--- DATA PROVIDED ---
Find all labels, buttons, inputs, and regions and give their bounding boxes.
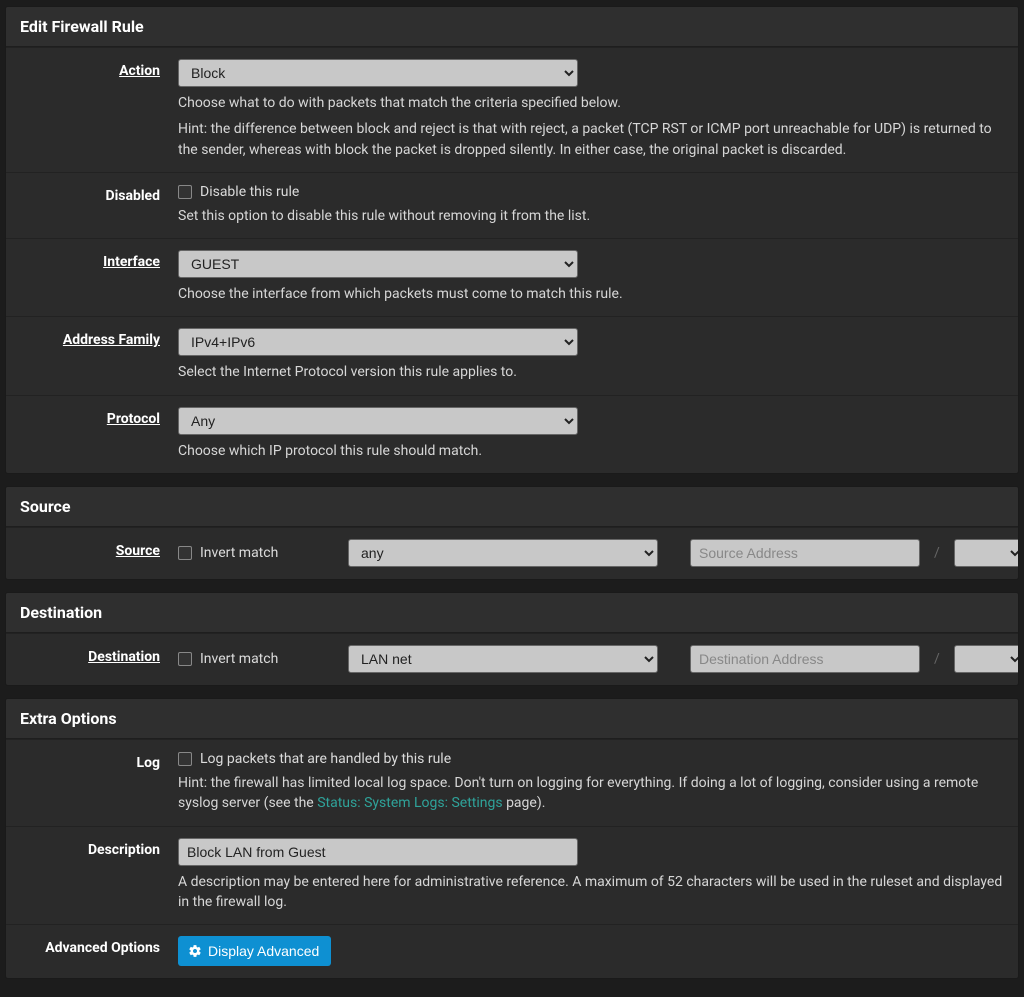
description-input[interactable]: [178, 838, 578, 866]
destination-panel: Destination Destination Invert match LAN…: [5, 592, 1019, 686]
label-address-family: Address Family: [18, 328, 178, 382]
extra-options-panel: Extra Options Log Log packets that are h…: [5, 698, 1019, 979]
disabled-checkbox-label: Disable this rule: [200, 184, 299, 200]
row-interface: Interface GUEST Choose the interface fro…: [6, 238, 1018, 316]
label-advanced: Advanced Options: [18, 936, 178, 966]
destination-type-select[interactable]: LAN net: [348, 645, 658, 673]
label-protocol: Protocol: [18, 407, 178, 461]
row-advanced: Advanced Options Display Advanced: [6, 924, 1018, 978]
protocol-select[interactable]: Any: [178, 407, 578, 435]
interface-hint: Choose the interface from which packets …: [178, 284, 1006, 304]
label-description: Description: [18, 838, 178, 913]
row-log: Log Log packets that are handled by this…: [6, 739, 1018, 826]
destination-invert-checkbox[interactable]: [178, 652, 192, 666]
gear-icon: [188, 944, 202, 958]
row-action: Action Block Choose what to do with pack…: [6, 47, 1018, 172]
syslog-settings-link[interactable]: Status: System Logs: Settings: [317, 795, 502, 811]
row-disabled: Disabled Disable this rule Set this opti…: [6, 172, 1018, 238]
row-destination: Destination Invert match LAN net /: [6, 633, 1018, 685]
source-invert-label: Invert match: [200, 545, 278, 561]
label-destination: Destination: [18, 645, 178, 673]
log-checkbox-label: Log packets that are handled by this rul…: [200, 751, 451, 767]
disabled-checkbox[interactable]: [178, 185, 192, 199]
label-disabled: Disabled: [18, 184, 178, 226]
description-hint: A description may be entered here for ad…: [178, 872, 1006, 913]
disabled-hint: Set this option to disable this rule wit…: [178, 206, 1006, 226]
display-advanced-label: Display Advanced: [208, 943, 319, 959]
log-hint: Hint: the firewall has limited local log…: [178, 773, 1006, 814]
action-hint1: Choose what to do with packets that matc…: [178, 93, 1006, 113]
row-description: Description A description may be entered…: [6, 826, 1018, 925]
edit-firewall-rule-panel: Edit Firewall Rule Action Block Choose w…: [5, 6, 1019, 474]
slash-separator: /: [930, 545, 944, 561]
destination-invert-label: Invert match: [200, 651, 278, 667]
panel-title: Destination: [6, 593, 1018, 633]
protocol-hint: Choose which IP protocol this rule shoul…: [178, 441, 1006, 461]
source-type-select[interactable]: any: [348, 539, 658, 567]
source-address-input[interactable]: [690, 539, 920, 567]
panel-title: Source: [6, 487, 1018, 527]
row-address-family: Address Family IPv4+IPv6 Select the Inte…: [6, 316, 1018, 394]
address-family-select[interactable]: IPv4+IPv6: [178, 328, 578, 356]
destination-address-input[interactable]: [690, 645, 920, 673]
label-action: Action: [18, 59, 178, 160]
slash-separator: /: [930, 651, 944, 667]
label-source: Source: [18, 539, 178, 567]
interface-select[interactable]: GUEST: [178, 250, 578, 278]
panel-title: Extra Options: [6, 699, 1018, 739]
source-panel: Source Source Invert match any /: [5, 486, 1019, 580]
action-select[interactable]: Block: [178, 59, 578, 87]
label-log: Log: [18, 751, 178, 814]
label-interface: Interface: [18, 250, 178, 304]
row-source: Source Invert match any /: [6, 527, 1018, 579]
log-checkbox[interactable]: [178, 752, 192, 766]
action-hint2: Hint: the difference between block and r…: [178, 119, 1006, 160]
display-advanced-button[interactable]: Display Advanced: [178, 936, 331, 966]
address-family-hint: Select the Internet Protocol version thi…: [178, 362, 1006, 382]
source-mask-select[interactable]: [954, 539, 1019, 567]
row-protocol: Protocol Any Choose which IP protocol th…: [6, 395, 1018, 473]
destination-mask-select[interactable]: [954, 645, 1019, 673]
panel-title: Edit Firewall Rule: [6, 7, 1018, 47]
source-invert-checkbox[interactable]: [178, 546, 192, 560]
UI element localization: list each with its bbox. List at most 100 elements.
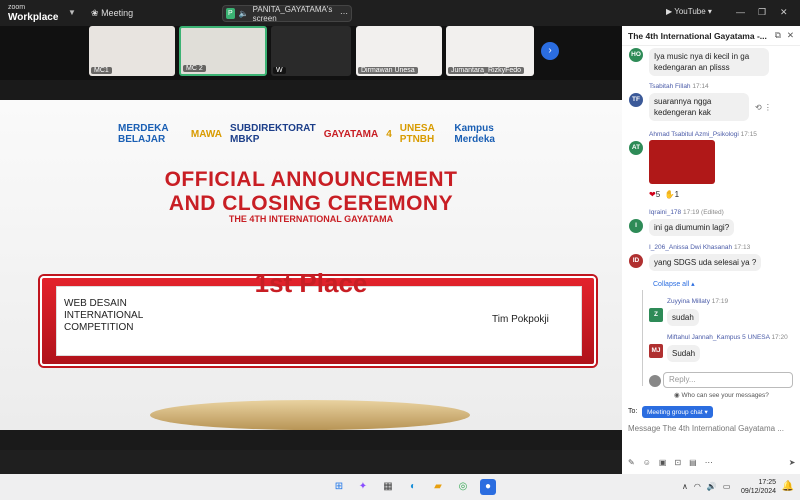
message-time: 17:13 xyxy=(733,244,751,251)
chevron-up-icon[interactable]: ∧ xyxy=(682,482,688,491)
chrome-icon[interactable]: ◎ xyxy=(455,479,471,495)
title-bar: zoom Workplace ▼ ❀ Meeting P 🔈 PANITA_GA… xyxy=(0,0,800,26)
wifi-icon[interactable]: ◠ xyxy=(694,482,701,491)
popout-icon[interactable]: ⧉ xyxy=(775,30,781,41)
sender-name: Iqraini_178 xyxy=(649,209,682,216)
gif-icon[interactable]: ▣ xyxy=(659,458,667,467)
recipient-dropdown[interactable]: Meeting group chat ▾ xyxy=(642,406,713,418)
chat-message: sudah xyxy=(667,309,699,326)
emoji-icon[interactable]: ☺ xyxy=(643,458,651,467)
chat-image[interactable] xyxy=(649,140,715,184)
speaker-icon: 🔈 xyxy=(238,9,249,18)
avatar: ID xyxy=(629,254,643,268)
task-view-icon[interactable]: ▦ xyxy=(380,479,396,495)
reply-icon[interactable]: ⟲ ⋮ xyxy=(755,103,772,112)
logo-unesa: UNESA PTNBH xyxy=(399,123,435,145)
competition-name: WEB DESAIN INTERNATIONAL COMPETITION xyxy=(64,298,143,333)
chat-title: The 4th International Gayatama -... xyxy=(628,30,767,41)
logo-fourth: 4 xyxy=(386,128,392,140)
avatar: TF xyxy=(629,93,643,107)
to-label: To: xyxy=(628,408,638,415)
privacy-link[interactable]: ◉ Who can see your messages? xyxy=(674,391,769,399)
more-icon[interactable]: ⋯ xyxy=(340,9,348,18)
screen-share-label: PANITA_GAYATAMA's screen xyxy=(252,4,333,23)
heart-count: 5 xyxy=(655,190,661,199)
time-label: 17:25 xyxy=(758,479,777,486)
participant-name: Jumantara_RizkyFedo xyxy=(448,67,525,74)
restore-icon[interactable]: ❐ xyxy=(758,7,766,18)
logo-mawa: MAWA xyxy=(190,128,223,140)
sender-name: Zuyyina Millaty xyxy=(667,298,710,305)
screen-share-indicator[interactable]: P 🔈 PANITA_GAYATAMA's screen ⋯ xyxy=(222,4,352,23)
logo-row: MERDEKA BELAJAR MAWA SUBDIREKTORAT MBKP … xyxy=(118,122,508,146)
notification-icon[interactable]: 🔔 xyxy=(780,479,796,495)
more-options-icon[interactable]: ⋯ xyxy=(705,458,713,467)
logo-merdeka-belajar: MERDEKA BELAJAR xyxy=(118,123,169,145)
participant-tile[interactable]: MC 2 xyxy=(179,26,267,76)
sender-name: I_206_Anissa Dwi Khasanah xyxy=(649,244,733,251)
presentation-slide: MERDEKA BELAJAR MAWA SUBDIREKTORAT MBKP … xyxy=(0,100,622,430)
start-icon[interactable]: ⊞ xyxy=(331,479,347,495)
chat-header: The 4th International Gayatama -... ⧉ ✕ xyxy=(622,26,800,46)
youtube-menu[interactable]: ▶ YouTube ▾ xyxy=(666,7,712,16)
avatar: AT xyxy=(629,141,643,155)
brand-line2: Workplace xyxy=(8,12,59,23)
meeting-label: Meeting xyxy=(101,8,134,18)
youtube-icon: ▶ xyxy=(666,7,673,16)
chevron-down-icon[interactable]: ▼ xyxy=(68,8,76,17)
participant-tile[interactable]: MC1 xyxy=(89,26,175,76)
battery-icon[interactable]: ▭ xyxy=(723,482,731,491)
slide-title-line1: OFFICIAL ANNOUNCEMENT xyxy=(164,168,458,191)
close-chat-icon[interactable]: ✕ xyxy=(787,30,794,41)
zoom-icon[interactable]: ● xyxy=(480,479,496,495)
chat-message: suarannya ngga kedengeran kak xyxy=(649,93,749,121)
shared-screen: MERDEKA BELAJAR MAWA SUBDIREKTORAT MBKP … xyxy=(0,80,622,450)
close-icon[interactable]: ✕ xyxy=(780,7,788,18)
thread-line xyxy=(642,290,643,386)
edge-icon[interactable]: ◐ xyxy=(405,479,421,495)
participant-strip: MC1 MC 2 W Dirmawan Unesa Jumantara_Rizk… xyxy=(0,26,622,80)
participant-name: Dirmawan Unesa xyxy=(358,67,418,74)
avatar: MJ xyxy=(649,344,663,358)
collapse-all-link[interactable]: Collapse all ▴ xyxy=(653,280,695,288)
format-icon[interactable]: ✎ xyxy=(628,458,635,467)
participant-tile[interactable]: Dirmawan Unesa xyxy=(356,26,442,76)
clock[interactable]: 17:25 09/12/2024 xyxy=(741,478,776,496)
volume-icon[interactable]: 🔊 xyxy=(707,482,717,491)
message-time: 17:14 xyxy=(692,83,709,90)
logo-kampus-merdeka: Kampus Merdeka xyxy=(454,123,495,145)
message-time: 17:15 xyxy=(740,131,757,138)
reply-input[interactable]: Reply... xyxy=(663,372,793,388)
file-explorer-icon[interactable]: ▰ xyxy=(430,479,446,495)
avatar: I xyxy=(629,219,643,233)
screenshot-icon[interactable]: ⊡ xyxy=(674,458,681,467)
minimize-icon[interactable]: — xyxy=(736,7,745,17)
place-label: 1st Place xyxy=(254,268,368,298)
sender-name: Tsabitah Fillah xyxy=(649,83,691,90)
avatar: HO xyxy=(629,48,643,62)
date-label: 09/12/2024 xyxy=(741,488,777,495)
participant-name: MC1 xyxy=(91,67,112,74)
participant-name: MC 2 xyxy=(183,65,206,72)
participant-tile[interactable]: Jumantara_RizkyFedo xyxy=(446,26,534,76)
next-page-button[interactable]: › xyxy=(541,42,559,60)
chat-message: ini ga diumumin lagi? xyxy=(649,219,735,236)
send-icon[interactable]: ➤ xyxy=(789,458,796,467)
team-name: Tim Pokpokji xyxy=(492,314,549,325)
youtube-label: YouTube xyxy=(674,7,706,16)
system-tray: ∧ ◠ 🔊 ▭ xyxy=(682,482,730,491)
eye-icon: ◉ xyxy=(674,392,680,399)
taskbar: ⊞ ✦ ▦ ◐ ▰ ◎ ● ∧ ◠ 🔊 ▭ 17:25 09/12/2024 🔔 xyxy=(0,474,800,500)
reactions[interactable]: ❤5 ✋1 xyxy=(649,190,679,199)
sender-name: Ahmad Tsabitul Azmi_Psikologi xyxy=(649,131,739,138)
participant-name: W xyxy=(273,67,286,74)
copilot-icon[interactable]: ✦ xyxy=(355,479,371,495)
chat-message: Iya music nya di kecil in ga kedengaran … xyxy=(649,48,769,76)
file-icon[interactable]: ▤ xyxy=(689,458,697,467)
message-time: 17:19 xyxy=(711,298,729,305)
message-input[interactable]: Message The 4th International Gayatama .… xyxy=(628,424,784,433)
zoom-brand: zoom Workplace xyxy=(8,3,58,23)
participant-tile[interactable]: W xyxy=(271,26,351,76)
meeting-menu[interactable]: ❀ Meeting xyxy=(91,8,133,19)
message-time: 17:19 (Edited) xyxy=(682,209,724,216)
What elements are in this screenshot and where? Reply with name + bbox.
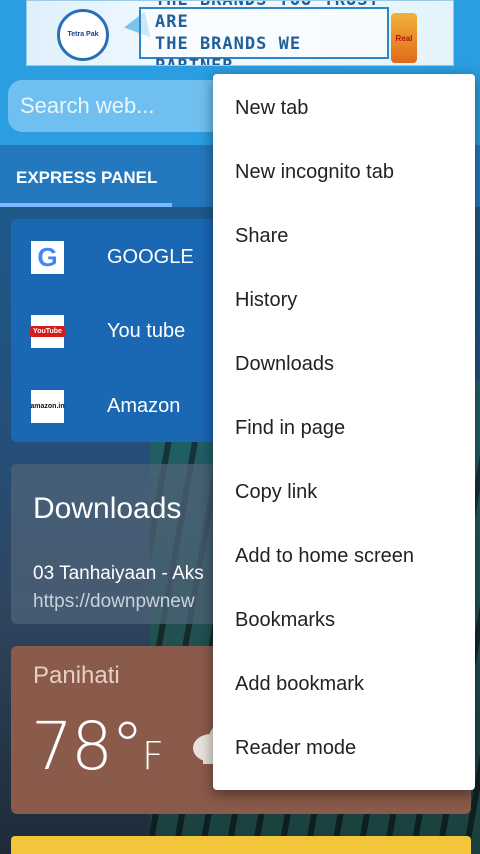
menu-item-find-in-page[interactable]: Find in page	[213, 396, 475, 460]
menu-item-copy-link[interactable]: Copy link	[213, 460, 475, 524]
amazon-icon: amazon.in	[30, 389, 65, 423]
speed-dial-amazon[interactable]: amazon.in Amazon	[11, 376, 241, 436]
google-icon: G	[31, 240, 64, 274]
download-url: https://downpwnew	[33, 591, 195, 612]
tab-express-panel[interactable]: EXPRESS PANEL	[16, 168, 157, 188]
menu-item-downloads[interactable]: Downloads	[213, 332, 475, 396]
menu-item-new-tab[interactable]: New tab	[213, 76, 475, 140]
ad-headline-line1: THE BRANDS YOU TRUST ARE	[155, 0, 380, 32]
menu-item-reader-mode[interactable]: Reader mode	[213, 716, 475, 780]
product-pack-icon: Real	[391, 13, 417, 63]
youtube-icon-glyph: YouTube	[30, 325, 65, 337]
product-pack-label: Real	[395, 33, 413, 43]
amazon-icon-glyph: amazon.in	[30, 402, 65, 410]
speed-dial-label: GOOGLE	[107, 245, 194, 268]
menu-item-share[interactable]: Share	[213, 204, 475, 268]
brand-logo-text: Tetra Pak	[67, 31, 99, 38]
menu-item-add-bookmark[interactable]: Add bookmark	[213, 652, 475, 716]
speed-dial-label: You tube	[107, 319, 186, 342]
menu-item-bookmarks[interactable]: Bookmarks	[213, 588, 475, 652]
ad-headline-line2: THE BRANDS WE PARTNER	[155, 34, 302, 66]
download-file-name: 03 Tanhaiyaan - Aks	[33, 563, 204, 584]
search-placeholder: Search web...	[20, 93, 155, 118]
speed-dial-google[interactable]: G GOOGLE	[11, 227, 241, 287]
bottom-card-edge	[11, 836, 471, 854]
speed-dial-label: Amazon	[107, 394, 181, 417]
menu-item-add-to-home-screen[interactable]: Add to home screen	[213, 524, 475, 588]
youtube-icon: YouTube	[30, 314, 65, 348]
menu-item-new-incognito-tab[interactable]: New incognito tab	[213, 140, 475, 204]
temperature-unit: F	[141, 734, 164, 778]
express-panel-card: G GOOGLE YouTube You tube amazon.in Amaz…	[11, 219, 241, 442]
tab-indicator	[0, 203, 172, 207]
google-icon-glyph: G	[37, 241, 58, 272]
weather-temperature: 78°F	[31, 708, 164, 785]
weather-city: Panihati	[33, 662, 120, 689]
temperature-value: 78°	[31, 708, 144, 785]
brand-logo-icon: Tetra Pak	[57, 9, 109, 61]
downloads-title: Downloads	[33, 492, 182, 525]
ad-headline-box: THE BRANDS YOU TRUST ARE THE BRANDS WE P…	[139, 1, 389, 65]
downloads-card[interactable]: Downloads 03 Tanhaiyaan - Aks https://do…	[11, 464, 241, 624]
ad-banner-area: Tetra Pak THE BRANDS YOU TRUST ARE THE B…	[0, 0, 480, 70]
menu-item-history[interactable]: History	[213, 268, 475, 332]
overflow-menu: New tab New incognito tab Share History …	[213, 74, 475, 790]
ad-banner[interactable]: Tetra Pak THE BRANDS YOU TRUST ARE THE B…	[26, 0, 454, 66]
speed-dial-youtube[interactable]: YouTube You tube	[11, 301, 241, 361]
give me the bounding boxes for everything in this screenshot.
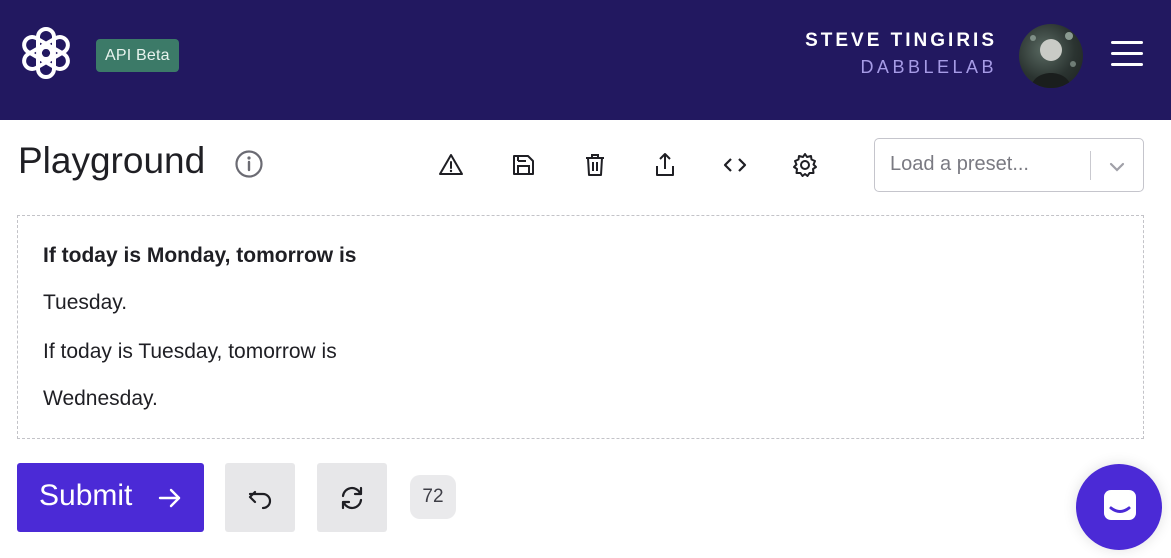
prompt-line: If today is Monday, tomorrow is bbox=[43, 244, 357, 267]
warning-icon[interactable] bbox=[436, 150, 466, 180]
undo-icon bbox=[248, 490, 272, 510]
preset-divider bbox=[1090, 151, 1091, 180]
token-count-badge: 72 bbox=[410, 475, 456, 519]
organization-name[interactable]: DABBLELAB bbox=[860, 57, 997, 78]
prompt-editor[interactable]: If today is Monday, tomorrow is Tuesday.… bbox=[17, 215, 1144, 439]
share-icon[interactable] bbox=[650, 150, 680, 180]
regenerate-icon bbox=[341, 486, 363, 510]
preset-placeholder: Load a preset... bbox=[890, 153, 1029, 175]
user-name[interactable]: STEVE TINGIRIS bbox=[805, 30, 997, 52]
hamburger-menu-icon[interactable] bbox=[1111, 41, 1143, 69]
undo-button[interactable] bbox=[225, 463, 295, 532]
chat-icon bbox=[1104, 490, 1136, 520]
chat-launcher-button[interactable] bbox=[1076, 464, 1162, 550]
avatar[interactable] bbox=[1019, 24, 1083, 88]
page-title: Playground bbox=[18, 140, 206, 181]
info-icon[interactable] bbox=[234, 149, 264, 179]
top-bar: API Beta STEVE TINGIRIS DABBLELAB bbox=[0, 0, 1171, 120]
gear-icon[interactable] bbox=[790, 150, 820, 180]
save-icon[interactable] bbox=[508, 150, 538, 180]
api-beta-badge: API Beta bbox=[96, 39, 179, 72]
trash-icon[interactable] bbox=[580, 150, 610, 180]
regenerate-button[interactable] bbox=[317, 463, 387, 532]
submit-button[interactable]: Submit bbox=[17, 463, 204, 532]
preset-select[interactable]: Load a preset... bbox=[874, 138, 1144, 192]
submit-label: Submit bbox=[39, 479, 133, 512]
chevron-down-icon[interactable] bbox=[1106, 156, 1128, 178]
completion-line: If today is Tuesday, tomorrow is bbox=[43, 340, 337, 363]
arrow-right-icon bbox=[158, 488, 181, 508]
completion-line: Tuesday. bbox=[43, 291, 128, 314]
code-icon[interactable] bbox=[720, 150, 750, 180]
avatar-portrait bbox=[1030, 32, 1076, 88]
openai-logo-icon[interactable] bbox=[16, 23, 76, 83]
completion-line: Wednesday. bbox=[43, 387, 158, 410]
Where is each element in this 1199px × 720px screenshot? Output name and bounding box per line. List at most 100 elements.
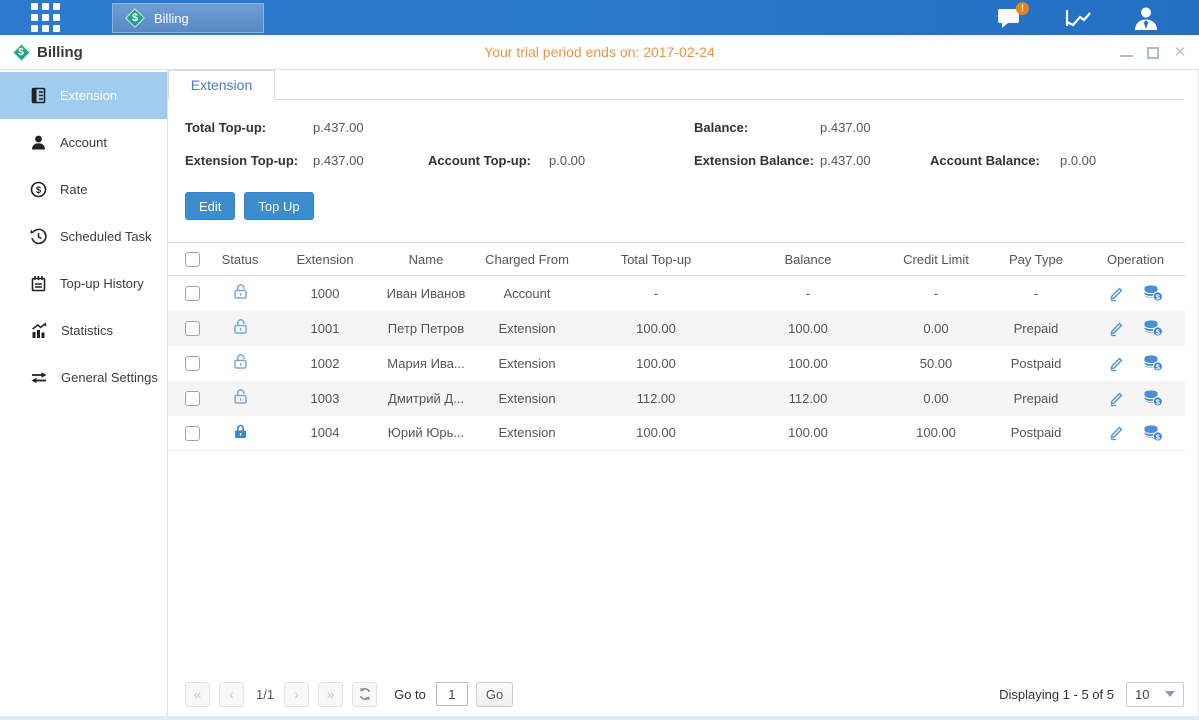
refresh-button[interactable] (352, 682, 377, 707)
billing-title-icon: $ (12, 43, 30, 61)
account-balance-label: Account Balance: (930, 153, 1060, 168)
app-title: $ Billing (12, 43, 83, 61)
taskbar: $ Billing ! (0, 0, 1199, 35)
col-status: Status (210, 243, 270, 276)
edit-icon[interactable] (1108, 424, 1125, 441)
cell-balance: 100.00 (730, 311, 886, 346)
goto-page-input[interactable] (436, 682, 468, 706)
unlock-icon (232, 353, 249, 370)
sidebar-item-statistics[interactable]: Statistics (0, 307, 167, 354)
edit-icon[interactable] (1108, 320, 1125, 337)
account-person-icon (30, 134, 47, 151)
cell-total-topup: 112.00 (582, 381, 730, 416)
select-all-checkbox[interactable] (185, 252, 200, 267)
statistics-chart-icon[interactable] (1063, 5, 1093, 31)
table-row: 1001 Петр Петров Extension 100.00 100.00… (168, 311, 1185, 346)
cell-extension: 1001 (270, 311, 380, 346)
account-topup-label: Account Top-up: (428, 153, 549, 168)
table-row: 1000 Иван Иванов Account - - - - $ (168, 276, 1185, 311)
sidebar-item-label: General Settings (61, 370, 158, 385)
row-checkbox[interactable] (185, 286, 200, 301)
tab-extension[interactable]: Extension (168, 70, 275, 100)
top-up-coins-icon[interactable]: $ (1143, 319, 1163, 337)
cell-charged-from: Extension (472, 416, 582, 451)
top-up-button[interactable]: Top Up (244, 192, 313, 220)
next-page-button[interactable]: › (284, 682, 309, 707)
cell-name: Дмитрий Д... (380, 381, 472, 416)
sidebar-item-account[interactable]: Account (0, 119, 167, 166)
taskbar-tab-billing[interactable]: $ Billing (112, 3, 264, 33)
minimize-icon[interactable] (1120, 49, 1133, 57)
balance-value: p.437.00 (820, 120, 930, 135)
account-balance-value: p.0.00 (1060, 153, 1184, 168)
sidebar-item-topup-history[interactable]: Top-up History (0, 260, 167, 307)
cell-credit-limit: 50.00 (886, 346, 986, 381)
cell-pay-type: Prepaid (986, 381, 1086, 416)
---
■ WRITTEN TASK ■
Retype the lines starting with the line that contains "prompt-line: If today" and going on through the line that contains "gear-icon[interactable] bbox=[790, 150, 820, 180]", unchanged.

■ RESULT OF THIS EXERCISE ■
prompt-line: If today is Monday, tomorrow is bbox=[43, 244, 357, 267]
warning-icon[interactable] bbox=[436, 150, 466, 180]
undo-icon bbox=[248, 490, 272, 510]
preset-divider bbox=[1090, 151, 1091, 180]
token-count-badge: 72 bbox=[410, 475, 456, 519]
organization-name[interactable]: DABBLELAB bbox=[860, 57, 997, 78]
prompt-editor[interactable]: If today is Monday, tomorrow is Tuesday.… bbox=[17, 215, 1144, 439]
share-icon[interactable] bbox=[650, 150, 680, 180]
regenerate-icon bbox=[341, 486, 363, 510]
preset-placeholder: Load a preset... bbox=[890, 153, 1029, 175]
user-name[interactable]: STEVE TINGIRIS bbox=[805, 30, 997, 52]
hamburger-menu-icon[interactable] bbox=[1111, 41, 1143, 69]
undo-button[interactable] bbox=[225, 463, 295, 532]
chat-icon bbox=[1104, 490, 1136, 520]
chat-launcher-button[interactable] bbox=[1076, 464, 1162, 550]
avatar[interactable] bbox=[1019, 24, 1083, 88]
page-title: Playground bbox=[18, 140, 206, 181]
info-icon[interactable] bbox=[234, 149, 264, 179]
top-bar: API Beta STEVE TINGIRIS DABBLELAB bbox=[0, 0, 1171, 120]
gear-icon[interactable] bbox=[790, 150, 820, 180]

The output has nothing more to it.